Exercise objective :: Show every line in the records below that contains the word "previous".
#####
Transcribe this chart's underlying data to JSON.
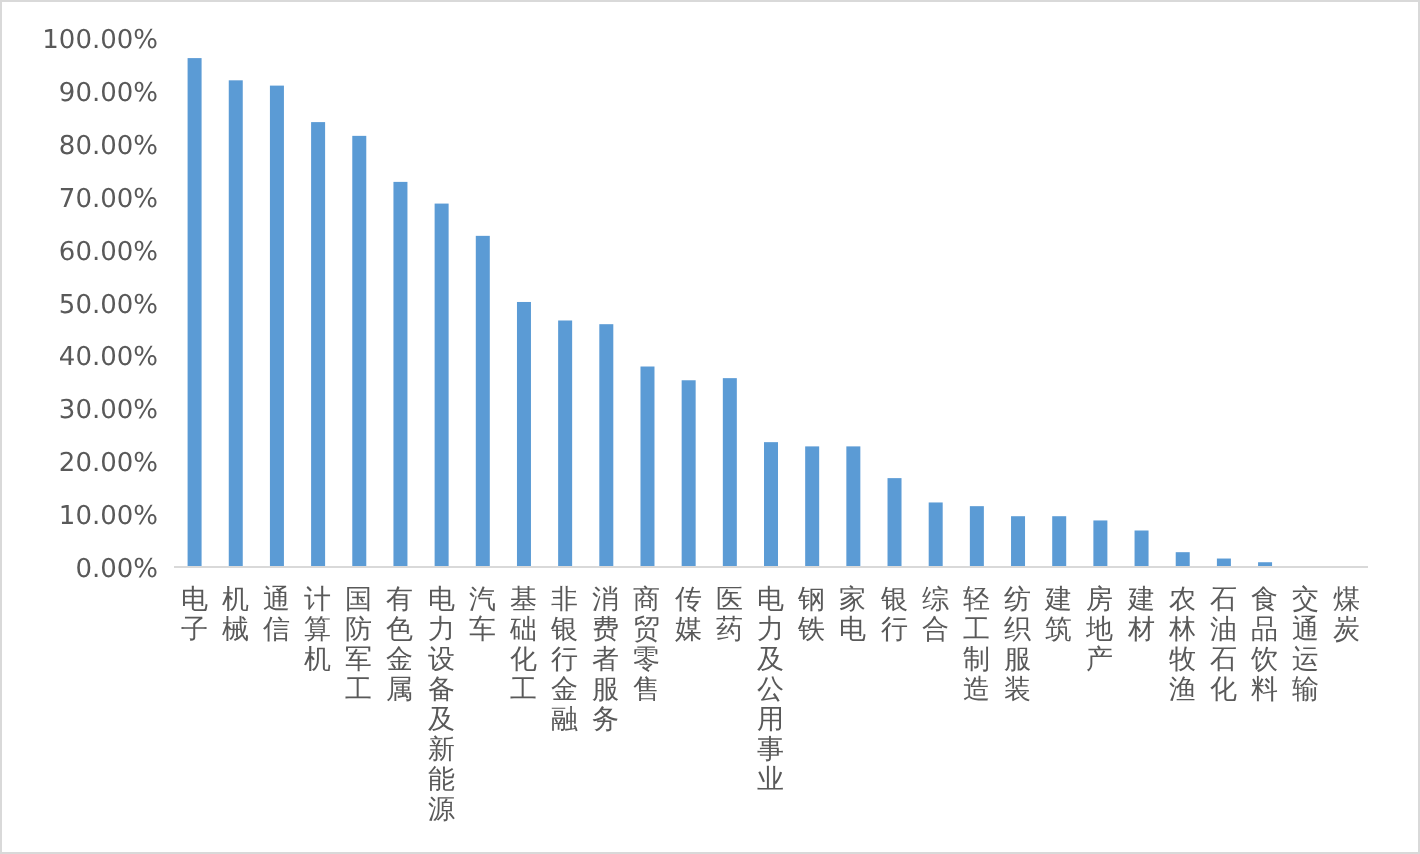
{
  "chart_data": {
    "type": "bar",
    "categories": [
      "电子",
      "机械",
      "通信",
      "计算机",
      "国防军工",
      "有色金属",
      "电力设备及新能源",
      "汽车",
      "基础化工",
      "非银行金融",
      "消费者服务",
      "商贸零售",
      "传媒",
      "医药",
      "电力及公用事业",
      "钢铁",
      "家电",
      "银行",
      "综合",
      "轻工制造",
      "纺织服装",
      "建筑",
      "房地产",
      "建材",
      "农林牧渔",
      "石油石化",
      "食品饮料",
      "交通运输",
      "煤炭"
    ],
    "series": [
      {
        "color": "#5b9bd5",
        "values": [
          96.2,
          92.0,
          91.0,
          84.1,
          81.5,
          72.8,
          68.7,
          62.6,
          50.1,
          46.6,
          45.9,
          37.9,
          35.3,
          35.7,
          23.6,
          22.8,
          22.8,
          16.8,
          12.2,
          11.5,
          9.6,
          9.6,
          8.8,
          6.9,
          2.8,
          1.6,
          0.9,
          0,
          0
        ]
      }
    ],
    "ylim": [
      0,
      100
    ],
    "yticks": [
      {
        "value": 0,
        "label": "0.00%"
      },
      {
        "value": 10,
        "label": "10.00%"
      },
      {
        "value": 20,
        "label": "20.00%"
      },
      {
        "value": 30,
        "label": "30.00%"
      },
      {
        "value": 40,
        "label": "40.00%"
      },
      {
        "value": 50,
        "label": "50.00%"
      },
      {
        "value": 60,
        "label": "60.00%"
      },
      {
        "value": 70,
        "label": "70.00%"
      },
      {
        "value": 80,
        "label": "80.00%"
      },
      {
        "value": 90,
        "label": "90.00%"
      },
      {
        "value": 100,
        "label": "100.00%"
      }
    ],
    "grid": false
  }
}
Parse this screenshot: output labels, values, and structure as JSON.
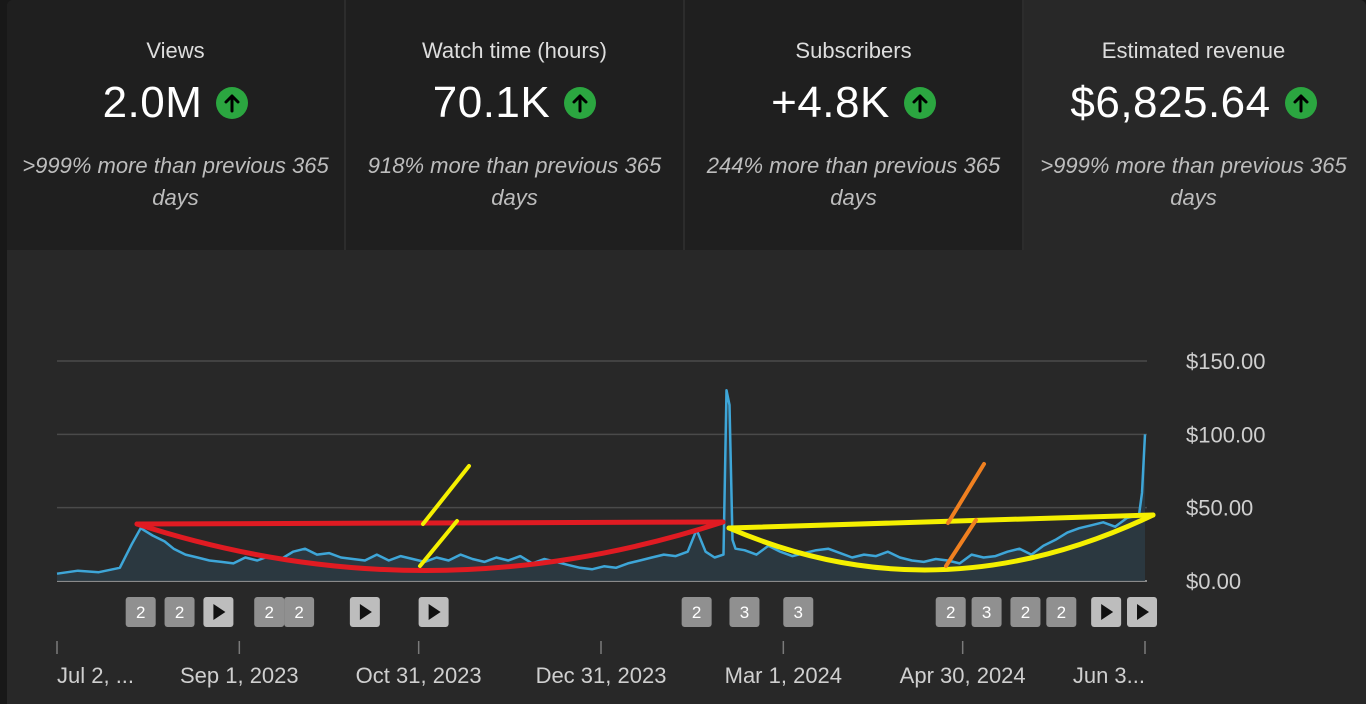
{
  "cards": [
    {
      "title": "Views",
      "value": "2.0M",
      "sub": ">999% more than previous 365 days",
      "trend_icon": "arrow-up-circle-icon"
    },
    {
      "title": "Watch time (hours)",
      "value": "70.1K",
      "sub": "918% more than previous 365 days",
      "trend_icon": "arrow-up-circle-icon"
    },
    {
      "title": "Subscribers",
      "value": "+4.8K",
      "sub": "244% more than previous 365 days",
      "trend_icon": "arrow-up-circle-icon"
    },
    {
      "title": "Estimated revenue",
      "value": "$6,825.64",
      "sub": ">999% more than previous 365 days",
      "trend_icon": "arrow-up-circle-icon"
    }
  ],
  "colors": {
    "accent_up": "#2ba640",
    "line": "#3ea6d8",
    "area": "#2b3a42",
    "annotation_red": "#e01b22",
    "annotation_yellow": "#f5f000",
    "annotation_orange": "#f08020"
  },
  "chart_data": {
    "type": "area",
    "ylim": [
      0,
      150
    ],
    "y_ticks": [
      150,
      100,
      50,
      0
    ],
    "y_tick_labels": [
      "$150.00",
      "$100.00",
      "$50.00",
      "$0.00"
    ],
    "x_range": [
      "2023-07-02",
      "2024-06-30"
    ],
    "x_tick_dates": [
      "2023-07-02",
      "2023-09-01",
      "2023-10-31",
      "2023-12-31",
      "2024-03-01",
      "2024-04-30",
      "2024-06-30"
    ],
    "x_tick_labels": [
      "Jul 2, ...",
      "Sep 1, 2023",
      "Oct 31, 2023",
      "Dec 31, 2023",
      "Mar 1, 2024",
      "Apr 30, 2024",
      "Jun 3..."
    ],
    "grid": true,
    "series": [
      {
        "x": [
          "2023-07-02",
          "2023-07-09",
          "2023-07-16",
          "2023-07-23",
          "2023-07-27",
          "2023-07-30",
          "2023-08-03",
          "2023-08-07",
          "2023-08-10",
          "2023-08-14",
          "2023-08-18",
          "2023-08-22",
          "2023-08-26",
          "2023-08-30",
          "2023-09-03",
          "2023-09-07",
          "2023-09-11",
          "2023-09-15",
          "2023-09-19",
          "2023-09-23",
          "2023-09-27",
          "2023-10-01",
          "2023-10-05",
          "2023-10-09",
          "2023-10-13",
          "2023-10-17",
          "2023-10-21",
          "2023-10-25",
          "2023-10-29",
          "2023-11-02",
          "2023-11-06",
          "2023-11-10",
          "2023-11-14",
          "2023-11-18",
          "2023-11-22",
          "2023-11-26",
          "2023-11-30",
          "2023-12-04",
          "2023-12-08",
          "2023-12-12",
          "2023-12-16",
          "2023-12-20",
          "2023-12-24",
          "2023-12-28",
          "2024-01-01",
          "2024-01-05",
          "2024-01-09",
          "2024-01-13",
          "2024-01-17",
          "2024-01-21",
          "2024-01-25",
          "2024-01-29",
          "2024-02-01",
          "2024-02-04",
          "2024-02-07",
          "2024-02-10",
          "2024-02-11",
          "2024-02-12",
          "2024-02-13",
          "2024-02-14",
          "2024-02-17",
          "2024-02-21",
          "2024-02-25",
          "2024-02-29",
          "2024-03-04",
          "2024-03-08",
          "2024-03-12",
          "2024-03-16",
          "2024-03-20",
          "2024-03-24",
          "2024-03-28",
          "2024-04-01",
          "2024-04-05",
          "2024-04-09",
          "2024-04-13",
          "2024-04-17",
          "2024-04-21",
          "2024-04-25",
          "2024-04-29",
          "2024-05-03",
          "2024-05-07",
          "2024-05-11",
          "2024-05-15",
          "2024-05-19",
          "2024-05-23",
          "2024-05-27",
          "2024-05-31",
          "2024-06-04",
          "2024-06-08",
          "2024-06-12",
          "2024-06-16",
          "2024-06-20",
          "2024-06-24",
          "2024-06-28",
          "2024-06-29",
          "2024-06-30"
        ],
        "y": [
          5,
          7,
          6,
          9,
          25,
          36,
          31,
          27,
          22,
          18,
          16,
          14,
          13,
          12,
          16,
          14,
          17,
          15,
          20,
          22,
          18,
          19,
          16,
          15,
          14,
          18,
          14,
          17,
          15,
          13,
          16,
          14,
          18,
          15,
          13,
          16,
          14,
          17,
          12,
          15,
          13,
          11,
          9,
          8,
          10,
          9,
          12,
          14,
          16,
          18,
          17,
          20,
          35,
          20,
          16,
          18,
          130,
          120,
          28,
          22,
          21,
          18,
          24,
          20,
          17,
          19,
          21,
          22,
          19,
          16,
          18,
          17,
          20,
          16,
          14,
          13,
          15,
          14,
          12,
          18,
          16,
          17,
          20,
          22,
          18,
          24,
          28,
          33,
          36,
          38,
          40,
          37,
          43,
          45,
          60,
          100
        ]
      }
    ]
  },
  "annotations": {
    "markers": [
      {
        "type": "text",
        "label": "2",
        "date": "2023-07-30"
      },
      {
        "type": "text",
        "label": "2",
        "date": "2023-08-12"
      },
      {
        "type": "icon",
        "icon": "play-icon",
        "date": "2023-08-25"
      },
      {
        "type": "text",
        "label": "2",
        "date": "2023-09-11"
      },
      {
        "type": "text",
        "label": "2",
        "date": "2023-09-21"
      },
      {
        "type": "icon",
        "icon": "play-icon",
        "date": "2023-10-13"
      },
      {
        "type": "icon",
        "icon": "play-icon",
        "date": "2023-11-05"
      },
      {
        "type": "text",
        "label": "2",
        "date": "2024-02-01"
      },
      {
        "type": "text",
        "label": "3",
        "date": "2024-02-17"
      },
      {
        "type": "text",
        "label": "3",
        "date": "2024-03-06"
      },
      {
        "type": "text",
        "label": "2",
        "date": "2024-04-26"
      },
      {
        "type": "text",
        "label": "3",
        "date": "2024-05-08"
      },
      {
        "type": "text",
        "label": "2",
        "date": "2024-05-21"
      },
      {
        "type": "text",
        "label": "2",
        "date": "2024-06-02"
      },
      {
        "type": "icon",
        "icon": "play-icon",
        "date": "2024-06-17"
      },
      {
        "type": "icon",
        "icon": "play-icon",
        "date": "2024-06-29"
      }
    ]
  }
}
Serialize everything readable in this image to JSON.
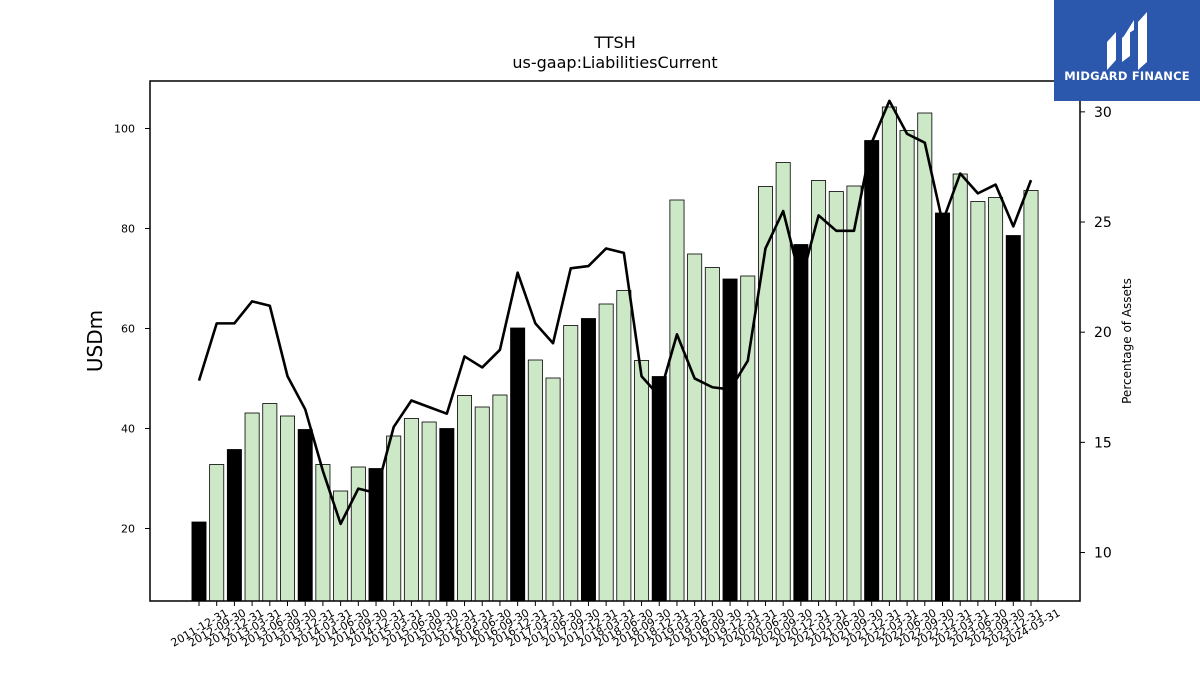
{
  "logo": {
    "text": "MIDGARD FINANCE"
  },
  "chart_data": {
    "type": "bar",
    "title": "TTSH",
    "subtitle": "us-gaap:LiabilitiesCurrent",
    "ylabel": "USDm",
    "y2label": "Percentage of Assets",
    "ylim": [
      5.5,
      109.5
    ],
    "y2lim": [
      7.8,
      31.4
    ],
    "yticks": [
      20,
      40,
      60,
      80,
      100
    ],
    "y2ticks": [
      10,
      15,
      20,
      25,
      30
    ],
    "categories": [
      "2011-12-31",
      "2012-09-30",
      "2012-12-31",
      "2013-03-31",
      "2013-06-30",
      "2013-09-30",
      "2013-12-31",
      "2014-03-31",
      "2014-06-30",
      "2014-09-30",
      "2014-12-31",
      "2015-03-31",
      "2015-06-30",
      "2015-09-30",
      "2015-12-31",
      "2016-03-31",
      "2016-06-30",
      "2016-09-30",
      "2016-12-31",
      "2017-03-31",
      "2017-06-30",
      "2017-09-30",
      "2017-12-31",
      "2018-03-31",
      "2018-06-30",
      "2018-09-30",
      "2018-12-31",
      "2019-03-31",
      "2019-06-30",
      "2019-09-30",
      "2019-12-31",
      "2020-03-31",
      "2020-06-30",
      "2020-09-30",
      "2020-12-31",
      "2021-03-31",
      "2021-06-30",
      "2021-09-30",
      "2021-12-31",
      "2022-03-31",
      "2022-06-30",
      "2022-09-30",
      "2022-12-31",
      "2023-03-31",
      "2023-06-30",
      "2023-09-30",
      "2023-12-31",
      "2024-03-31"
    ],
    "highlight_suffix": "12-31",
    "series": [
      {
        "type": "bar",
        "axis": "left",
        "values": [
          21.3,
          32.8,
          35.8,
          43.1,
          45.0,
          42.5,
          39.8,
          32.8,
          27.5,
          32.3,
          32.0,
          38.5,
          42.0,
          41.3,
          40.0,
          46.6,
          44.3,
          46.7,
          60.1,
          53.7,
          50.1,
          60.6,
          62.0,
          64.9,
          67.6,
          53.6,
          50.4,
          85.7,
          74.9,
          72.2,
          69.9,
          70.5,
          88.4,
          93.2,
          76.8,
          89.6,
          87.4,
          88.5,
          97.6,
          104.3,
          99.6,
          103.1,
          83.1,
          90.9,
          85.4,
          86.2,
          78.6,
          87.6
        ]
      },
      {
        "type": "line",
        "axis": "right",
        "values": [
          17.8,
          20.4,
          20.4,
          21.4,
          21.2,
          18.0,
          16.5,
          13.7,
          11.3,
          12.9,
          12.7,
          15.7,
          16.9,
          16.6,
          16.3,
          18.9,
          18.4,
          19.2,
          22.7,
          20.4,
          19.5,
          22.9,
          23.0,
          23.8,
          23.6,
          18.0,
          17.1,
          19.9,
          17.9,
          17.5,
          17.4,
          18.7,
          23.8,
          25.5,
          22.3,
          25.3,
          24.6,
          24.6,
          28.6,
          30.5,
          29.0,
          28.6,
          25.0,
          27.2,
          26.3,
          26.7,
          24.8,
          26.9
        ]
      }
    ]
  }
}
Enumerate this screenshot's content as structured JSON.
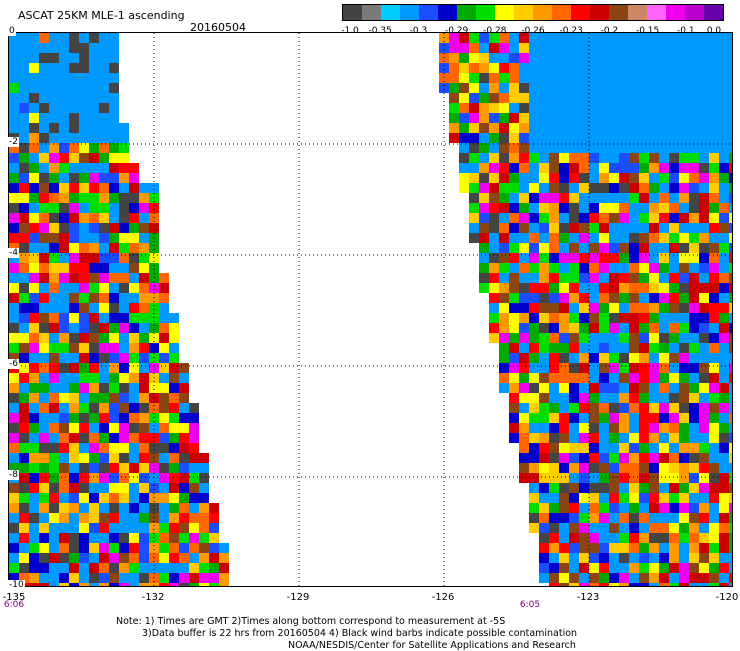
{
  "header": {
    "title": "ASCAT 25KM MLE-1 ascending",
    "date": "20160504"
  },
  "legend": {
    "colors": [
      "#444444",
      "#7a7a7a",
      "#00ccff",
      "#0099ff",
      "#1a4dff",
      "#0000cc",
      "#00aa00",
      "#00dd00",
      "#ffff00",
      "#ffcc00",
      "#ff9900",
      "#ff6600",
      "#ff0000",
      "#cc0000",
      "#8b4513",
      "#cc8866",
      "#ff66ff",
      "#ee00ee",
      "#bb00cc",
      "#6600aa"
    ],
    "labels": [
      "-1.0",
      "-0.35",
      "-0.3",
      "-0.29",
      "-0.28",
      "-0.26",
      "-0.23",
      "-0.2",
      "-0.15",
      "-0.1",
      "0.0"
    ]
  },
  "map": {
    "y_axis": {
      "labels": [
        "0",
        "-2",
        "-4",
        "-6",
        "-8",
        "-10"
      ],
      "range": [
        0,
        -10
      ]
    },
    "x_axis": {
      "labels": [
        "-135",
        "-132",
        "-129",
        "-126",
        "-123",
        "-120"
      ],
      "range": [
        -135,
        -120
      ]
    },
    "time_labels": [
      {
        "text": "6:06",
        "lon": -135
      },
      {
        "text": "6:05",
        "lon": -124.2
      }
    ],
    "swath_colors": [
      "#0099ff",
      "#0099ff",
      "#0099ff",
      "#1a4dff",
      "#0000cc",
      "#00aa00",
      "#00dd00",
      "#ffff00",
      "#ffcc00",
      "#ff9900",
      "#ff6600",
      "#ff0000",
      "#cc0000",
      "#8b4513",
      "#444444",
      "#ee00ee"
    ]
  },
  "notes": {
    "line1": "Note: 1) Times are GMT 2)Times along bottom correspond to measurement at -5S",
    "line2": "3)Data buffer is 22 hrs from 20160504 4) Black wind barbs indicate possible contamination",
    "line3": "NOAA/NESDIS/Center for Satellite Applications and Research"
  }
}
#####
Task output ::
      "sub": ">999% more than previous 365 days",
      "sub": "918% more than previous 365 days",
      "sub": "244% more than previous 365 days",
      "sub": ">999% more than previous 365 days",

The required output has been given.